(PROBLEM DESCRIPTION)
Count the lines that hold the string "aber". Reply with the number alone.

(DATA ROWS)
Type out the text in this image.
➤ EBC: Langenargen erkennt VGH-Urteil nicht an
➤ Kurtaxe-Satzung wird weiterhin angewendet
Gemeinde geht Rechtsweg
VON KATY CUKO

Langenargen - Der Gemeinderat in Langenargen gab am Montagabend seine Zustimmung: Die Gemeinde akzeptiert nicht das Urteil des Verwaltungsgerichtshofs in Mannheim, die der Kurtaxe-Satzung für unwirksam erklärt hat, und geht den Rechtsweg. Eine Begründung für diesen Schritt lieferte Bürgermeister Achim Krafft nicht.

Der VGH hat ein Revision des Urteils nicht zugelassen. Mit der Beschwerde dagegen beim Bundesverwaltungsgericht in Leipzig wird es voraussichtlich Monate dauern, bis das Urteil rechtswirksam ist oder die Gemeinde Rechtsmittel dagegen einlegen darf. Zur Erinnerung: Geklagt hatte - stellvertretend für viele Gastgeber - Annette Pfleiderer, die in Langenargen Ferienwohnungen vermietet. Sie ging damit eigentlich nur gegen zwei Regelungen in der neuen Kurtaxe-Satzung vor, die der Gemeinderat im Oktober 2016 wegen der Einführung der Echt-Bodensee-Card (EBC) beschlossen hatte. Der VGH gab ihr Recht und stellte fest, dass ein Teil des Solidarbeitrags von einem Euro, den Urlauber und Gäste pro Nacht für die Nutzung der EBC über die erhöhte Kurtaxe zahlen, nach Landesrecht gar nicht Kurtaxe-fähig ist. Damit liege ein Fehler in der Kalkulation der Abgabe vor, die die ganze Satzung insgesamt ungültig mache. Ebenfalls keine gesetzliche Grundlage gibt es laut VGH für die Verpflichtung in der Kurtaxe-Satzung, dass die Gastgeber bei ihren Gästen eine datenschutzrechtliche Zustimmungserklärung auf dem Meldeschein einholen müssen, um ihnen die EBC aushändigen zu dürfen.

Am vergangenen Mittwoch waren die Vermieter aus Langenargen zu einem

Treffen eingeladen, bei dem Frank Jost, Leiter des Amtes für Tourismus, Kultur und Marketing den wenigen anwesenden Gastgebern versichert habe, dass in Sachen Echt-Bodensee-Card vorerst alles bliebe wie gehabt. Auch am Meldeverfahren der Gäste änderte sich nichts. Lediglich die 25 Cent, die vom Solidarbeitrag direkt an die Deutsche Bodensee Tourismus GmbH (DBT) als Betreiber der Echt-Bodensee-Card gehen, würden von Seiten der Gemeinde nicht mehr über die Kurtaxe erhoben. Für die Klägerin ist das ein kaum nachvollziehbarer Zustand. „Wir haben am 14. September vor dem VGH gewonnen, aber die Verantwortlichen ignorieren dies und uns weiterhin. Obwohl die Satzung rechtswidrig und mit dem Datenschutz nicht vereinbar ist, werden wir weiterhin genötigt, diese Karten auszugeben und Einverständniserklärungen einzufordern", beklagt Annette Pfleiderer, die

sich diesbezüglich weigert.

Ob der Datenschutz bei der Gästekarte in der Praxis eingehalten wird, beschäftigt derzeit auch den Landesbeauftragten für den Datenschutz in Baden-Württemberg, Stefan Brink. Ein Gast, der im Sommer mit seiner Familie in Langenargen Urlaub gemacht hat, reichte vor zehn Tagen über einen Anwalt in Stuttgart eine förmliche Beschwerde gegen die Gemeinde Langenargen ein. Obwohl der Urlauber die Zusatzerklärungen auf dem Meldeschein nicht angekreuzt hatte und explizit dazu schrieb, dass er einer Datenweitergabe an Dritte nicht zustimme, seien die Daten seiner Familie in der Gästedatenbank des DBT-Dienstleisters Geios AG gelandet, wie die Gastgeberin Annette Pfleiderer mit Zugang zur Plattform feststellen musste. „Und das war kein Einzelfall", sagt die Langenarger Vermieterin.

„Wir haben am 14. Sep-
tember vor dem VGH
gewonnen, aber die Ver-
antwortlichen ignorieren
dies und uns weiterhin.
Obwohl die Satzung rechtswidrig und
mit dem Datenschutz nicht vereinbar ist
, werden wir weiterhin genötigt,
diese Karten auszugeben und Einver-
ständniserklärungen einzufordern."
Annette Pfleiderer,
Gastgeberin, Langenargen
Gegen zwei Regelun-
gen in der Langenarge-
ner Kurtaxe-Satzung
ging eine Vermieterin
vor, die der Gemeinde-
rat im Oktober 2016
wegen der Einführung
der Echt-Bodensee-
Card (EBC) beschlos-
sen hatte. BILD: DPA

---

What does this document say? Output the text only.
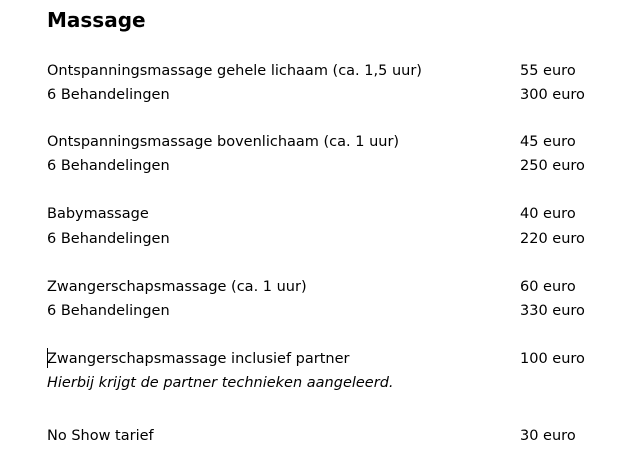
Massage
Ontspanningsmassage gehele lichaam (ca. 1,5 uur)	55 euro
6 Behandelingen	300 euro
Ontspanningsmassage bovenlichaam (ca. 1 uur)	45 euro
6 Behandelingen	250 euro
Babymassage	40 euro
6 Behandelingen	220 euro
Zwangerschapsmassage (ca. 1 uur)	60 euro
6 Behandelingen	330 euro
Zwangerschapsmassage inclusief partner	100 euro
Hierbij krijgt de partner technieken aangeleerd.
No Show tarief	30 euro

---

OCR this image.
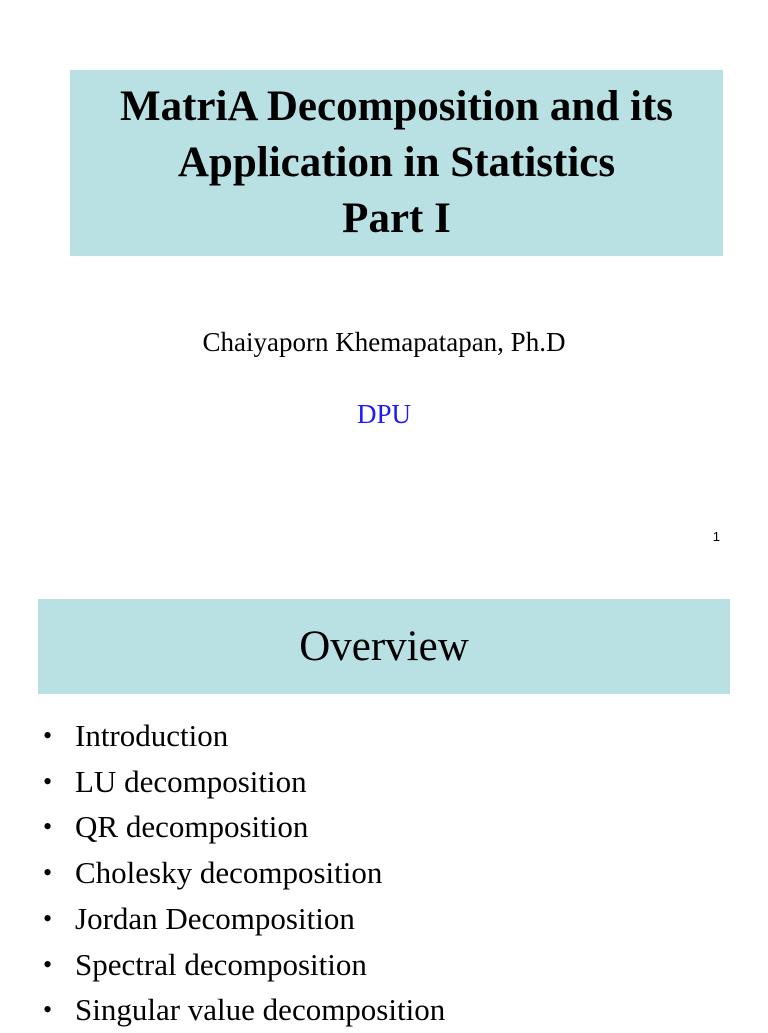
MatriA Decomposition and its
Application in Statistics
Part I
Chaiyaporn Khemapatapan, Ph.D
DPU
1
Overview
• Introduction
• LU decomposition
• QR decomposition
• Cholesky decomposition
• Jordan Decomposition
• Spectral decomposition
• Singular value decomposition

(EXERCISE RESPONSE)
2